» **WHAT TO WORK ON**
The answer is a single number: how many lines hold the string "الغزالي".

==== SUPPLIED MATERIAL ====

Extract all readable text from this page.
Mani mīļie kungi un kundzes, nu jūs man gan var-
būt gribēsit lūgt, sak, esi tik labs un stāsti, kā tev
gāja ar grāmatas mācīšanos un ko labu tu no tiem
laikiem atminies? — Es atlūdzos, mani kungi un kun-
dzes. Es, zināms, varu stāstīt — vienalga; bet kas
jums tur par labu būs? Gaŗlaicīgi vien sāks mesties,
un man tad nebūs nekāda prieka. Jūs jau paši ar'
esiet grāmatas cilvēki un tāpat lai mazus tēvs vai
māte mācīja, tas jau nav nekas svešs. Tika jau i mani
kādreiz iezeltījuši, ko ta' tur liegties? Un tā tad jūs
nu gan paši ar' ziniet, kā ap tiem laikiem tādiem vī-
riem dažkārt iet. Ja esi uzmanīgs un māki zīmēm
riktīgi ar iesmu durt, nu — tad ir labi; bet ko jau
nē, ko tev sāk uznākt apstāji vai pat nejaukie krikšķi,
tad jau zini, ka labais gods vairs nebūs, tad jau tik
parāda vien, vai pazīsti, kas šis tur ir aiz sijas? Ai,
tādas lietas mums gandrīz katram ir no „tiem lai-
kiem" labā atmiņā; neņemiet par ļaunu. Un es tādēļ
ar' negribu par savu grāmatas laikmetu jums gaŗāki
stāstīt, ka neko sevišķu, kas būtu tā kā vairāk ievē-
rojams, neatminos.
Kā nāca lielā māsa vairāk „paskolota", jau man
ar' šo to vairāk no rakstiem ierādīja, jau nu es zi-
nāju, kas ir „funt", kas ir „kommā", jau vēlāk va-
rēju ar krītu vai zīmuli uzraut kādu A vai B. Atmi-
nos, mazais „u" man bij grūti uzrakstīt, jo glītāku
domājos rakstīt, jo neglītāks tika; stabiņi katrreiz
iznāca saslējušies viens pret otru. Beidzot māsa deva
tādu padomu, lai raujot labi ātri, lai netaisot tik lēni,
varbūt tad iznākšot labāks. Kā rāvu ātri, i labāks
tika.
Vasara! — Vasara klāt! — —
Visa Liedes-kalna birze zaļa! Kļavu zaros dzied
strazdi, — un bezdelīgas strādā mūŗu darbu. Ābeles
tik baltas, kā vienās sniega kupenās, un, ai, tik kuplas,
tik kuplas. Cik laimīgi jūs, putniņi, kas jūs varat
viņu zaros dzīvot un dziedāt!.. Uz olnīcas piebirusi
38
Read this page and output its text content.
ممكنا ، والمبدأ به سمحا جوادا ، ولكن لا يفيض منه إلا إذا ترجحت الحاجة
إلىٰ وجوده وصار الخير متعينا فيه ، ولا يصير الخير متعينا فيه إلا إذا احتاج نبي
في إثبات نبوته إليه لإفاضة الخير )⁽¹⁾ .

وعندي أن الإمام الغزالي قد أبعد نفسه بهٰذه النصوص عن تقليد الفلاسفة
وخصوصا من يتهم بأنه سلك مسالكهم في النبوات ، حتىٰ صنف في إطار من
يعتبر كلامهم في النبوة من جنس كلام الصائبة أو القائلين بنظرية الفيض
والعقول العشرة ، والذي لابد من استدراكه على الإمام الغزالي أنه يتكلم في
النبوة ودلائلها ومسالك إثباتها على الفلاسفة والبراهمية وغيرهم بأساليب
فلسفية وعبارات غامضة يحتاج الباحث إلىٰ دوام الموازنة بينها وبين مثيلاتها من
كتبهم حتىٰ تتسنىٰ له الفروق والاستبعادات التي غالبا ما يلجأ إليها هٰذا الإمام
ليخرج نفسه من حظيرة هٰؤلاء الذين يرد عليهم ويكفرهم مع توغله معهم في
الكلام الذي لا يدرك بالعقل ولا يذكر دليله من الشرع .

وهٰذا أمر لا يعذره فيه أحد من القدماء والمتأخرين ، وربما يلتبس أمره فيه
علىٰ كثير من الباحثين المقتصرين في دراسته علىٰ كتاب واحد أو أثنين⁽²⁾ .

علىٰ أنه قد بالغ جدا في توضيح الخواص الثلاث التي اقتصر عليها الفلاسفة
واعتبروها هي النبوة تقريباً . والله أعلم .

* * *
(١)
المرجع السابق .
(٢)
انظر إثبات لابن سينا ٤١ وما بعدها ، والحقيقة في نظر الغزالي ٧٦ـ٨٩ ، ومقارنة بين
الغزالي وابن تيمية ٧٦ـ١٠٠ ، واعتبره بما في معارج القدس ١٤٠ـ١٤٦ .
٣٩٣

====

» **WORKED ANSWER**
4